(Saved data entries)
*****

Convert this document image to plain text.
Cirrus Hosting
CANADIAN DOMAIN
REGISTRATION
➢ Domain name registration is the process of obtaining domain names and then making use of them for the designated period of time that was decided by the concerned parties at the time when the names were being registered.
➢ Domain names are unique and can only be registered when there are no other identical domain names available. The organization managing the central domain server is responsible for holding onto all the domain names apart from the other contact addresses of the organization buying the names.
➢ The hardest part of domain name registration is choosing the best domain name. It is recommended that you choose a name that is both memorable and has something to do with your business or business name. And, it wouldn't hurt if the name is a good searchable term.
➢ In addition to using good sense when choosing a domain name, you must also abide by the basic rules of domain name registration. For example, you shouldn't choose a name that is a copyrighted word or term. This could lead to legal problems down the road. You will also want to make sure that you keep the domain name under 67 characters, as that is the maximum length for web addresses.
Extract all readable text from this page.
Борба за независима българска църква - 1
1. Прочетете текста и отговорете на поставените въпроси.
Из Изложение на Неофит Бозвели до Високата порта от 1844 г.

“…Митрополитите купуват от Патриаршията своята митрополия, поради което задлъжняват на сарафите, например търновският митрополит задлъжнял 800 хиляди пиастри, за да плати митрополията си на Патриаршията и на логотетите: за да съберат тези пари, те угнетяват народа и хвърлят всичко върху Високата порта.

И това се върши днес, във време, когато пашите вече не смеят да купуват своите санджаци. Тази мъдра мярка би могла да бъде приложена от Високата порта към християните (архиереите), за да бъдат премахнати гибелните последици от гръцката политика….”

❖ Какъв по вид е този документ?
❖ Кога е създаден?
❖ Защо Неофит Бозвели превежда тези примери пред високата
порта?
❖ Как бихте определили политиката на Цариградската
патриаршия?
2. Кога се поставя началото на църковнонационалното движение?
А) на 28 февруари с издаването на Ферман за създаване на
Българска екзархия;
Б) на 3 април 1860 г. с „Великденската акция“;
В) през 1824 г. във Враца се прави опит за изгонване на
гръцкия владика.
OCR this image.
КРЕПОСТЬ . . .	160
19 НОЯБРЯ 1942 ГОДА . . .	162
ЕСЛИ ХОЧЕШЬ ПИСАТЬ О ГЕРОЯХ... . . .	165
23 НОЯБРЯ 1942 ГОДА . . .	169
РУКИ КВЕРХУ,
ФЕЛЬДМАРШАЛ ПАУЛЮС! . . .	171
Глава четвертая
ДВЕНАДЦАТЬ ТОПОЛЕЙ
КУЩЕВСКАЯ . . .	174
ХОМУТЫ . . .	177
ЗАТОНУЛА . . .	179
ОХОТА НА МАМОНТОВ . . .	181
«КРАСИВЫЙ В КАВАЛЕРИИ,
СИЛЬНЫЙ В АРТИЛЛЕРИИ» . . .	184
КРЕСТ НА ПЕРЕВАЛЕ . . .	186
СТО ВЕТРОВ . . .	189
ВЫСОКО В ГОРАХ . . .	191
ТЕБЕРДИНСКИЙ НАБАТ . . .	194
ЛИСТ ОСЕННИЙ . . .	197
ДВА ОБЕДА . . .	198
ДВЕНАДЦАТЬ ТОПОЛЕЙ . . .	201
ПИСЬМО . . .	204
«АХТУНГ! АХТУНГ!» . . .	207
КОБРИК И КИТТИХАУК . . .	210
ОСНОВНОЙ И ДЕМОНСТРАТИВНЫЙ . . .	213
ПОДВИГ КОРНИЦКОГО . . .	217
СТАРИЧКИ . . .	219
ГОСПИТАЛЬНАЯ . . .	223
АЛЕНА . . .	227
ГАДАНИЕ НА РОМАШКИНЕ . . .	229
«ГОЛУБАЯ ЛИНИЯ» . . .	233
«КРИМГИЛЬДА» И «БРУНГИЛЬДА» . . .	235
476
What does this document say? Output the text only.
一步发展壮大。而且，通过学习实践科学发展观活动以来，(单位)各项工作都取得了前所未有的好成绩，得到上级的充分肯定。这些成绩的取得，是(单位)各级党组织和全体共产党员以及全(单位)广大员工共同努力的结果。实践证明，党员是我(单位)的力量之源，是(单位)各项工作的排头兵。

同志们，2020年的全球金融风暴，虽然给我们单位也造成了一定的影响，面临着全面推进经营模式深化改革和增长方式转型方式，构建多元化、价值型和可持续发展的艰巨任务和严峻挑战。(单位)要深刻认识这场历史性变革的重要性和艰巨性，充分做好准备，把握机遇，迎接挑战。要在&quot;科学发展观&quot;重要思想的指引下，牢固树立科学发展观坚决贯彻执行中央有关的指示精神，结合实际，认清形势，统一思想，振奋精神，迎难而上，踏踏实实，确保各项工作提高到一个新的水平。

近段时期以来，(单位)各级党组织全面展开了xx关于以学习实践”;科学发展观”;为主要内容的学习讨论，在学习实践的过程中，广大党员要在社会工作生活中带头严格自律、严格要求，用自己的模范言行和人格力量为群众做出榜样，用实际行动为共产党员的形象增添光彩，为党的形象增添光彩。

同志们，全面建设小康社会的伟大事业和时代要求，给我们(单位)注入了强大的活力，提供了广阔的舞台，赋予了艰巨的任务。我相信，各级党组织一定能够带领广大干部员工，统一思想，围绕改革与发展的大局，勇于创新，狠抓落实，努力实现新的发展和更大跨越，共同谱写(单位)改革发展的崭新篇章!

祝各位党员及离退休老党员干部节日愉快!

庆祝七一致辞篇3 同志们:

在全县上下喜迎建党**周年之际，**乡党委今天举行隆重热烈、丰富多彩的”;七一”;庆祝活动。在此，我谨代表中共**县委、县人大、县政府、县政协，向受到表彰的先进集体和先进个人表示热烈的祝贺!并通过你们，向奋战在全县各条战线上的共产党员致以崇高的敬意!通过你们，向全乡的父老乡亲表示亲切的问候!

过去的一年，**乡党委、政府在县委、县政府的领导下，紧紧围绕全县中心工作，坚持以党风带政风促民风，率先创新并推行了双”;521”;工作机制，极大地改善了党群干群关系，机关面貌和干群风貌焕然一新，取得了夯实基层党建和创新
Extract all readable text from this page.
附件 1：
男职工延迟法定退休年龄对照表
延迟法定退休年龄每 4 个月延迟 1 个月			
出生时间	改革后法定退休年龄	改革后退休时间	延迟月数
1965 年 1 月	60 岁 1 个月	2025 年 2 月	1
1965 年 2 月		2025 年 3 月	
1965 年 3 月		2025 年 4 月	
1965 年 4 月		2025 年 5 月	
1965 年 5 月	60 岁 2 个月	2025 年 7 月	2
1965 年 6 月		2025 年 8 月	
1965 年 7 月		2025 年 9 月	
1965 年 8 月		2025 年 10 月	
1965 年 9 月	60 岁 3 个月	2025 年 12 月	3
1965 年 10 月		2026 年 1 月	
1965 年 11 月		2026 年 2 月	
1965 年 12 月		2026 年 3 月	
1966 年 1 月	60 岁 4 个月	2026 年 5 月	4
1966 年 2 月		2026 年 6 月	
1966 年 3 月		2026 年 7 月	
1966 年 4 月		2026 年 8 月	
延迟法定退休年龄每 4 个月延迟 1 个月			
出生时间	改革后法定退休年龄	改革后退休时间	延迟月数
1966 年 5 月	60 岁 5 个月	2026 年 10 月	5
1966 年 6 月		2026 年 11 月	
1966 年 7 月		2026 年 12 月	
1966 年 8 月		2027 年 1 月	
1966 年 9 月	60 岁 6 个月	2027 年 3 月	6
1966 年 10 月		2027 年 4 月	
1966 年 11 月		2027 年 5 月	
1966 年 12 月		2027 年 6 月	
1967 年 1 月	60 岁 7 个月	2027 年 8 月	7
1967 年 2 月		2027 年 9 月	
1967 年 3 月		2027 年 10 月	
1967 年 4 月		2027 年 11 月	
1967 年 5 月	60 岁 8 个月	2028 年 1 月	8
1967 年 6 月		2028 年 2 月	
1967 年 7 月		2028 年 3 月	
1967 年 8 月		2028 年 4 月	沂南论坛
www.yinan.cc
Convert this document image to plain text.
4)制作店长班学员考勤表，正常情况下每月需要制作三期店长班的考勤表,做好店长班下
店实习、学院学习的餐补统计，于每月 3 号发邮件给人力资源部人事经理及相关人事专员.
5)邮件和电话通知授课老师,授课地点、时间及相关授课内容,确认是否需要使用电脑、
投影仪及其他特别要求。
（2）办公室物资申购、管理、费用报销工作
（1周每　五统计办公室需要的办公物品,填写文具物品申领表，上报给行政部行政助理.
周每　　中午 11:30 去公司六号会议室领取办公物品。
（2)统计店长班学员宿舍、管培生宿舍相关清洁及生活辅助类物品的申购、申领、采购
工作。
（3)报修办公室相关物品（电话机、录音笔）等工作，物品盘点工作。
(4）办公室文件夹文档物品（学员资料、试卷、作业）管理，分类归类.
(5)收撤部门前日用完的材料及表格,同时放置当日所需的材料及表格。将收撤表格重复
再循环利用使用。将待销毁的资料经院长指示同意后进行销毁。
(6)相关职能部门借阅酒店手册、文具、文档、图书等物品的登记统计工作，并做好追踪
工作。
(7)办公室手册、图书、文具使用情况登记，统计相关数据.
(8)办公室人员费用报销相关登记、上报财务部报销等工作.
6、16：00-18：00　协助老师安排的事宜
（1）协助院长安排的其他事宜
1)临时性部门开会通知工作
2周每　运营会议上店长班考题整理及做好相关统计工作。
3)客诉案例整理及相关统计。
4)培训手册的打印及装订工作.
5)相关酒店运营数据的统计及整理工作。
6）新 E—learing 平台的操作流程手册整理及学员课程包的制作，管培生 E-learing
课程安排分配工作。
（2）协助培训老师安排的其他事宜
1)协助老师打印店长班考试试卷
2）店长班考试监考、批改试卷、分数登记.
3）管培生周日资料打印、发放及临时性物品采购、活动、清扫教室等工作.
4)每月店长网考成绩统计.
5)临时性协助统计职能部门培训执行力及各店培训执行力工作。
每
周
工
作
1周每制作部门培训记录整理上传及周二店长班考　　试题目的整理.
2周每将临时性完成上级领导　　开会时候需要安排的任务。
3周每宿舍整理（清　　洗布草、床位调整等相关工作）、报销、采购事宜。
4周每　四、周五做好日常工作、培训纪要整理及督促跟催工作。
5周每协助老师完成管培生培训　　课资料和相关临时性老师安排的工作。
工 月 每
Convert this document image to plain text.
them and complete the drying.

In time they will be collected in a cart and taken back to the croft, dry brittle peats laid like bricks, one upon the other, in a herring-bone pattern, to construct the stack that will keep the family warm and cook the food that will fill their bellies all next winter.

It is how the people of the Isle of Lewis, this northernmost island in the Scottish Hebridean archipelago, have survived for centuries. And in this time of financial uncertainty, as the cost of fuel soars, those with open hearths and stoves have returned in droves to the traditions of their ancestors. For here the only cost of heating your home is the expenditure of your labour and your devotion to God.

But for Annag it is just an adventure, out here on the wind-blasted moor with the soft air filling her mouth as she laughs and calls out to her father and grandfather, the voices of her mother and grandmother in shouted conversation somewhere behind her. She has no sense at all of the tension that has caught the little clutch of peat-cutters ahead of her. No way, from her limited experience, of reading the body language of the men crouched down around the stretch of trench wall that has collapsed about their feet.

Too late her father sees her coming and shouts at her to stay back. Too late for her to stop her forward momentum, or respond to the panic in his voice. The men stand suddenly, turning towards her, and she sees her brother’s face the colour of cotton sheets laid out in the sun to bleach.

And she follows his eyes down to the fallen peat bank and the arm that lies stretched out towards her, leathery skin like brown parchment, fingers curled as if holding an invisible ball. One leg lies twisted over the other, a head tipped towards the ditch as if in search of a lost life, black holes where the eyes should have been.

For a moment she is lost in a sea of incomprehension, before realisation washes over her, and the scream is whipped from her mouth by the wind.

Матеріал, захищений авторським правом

*****

SET PROBLEM =
Which lines hold the string "over"? Copy all of them from the data above.

ANSWER TO THE PROBLEM =
And she follows his eyes down to the fallen peat bank and the arm that lies stretched out towards her, leathery skin like brown parchment, fingers curled as if holding an invisible ball. One leg lies twisted over the other, a head tipped towards the ditch as if in search of a lost life, black holes where the eyes should have been.
For a moment she is lost in a sea of incomprehension, before realisation washes over her, and the scream is whipped from her mouth by the wind.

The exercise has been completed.